What the task requires: The entire listing is to be repeated verbatim.

===== Records supplied

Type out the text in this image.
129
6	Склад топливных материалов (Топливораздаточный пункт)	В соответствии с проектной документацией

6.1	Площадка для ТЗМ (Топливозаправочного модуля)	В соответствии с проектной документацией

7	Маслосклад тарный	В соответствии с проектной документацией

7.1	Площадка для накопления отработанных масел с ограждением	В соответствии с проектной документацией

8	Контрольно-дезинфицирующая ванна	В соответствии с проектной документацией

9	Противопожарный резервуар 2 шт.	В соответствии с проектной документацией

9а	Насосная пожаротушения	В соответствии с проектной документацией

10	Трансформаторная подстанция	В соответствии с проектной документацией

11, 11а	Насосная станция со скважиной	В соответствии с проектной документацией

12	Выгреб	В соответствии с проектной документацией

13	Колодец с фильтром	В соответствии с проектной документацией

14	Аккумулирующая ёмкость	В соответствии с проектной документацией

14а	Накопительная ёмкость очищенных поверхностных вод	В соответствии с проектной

==========

Worked answer:
Type out the text in this image.
129
6	Склад топливных материалов (Топливораздаточный пункт)	В соответствии с проектной документацией

6.1	Площадка для ТЗМ (Топливозаправочного модуля)	В соответствии с проектной документацией

7	Маслосклад тарный	В соответствии с проектной документацией

7.1	Площадка для накопления отработанных масел с ограждением	В соответствии с проектной документацией

8	Контрольно-дезинфицирующая ванна	В соответствии с проектной документацией

9	Противопожарный резервуар 2 шт.	В соответствии с проектной документацией

9а	Насосная пожаротушения	В соответствии с проектной документацией

10	Трансформаторная подстанция	В соответствии с проектной документацией

11, 11а	Насосная станция со скважиной	В соответствии с проектной документацией

12	Выгреб	В соответствии с проектной документацией

13	Колодец с фильтром	В соответствии с проектной документацией

14	Аккумулирующая ёмкость	В соответствии с проектной документацией

14а	Накопительная ёмкость очищенных поверхностных вод	В соответствии с проектной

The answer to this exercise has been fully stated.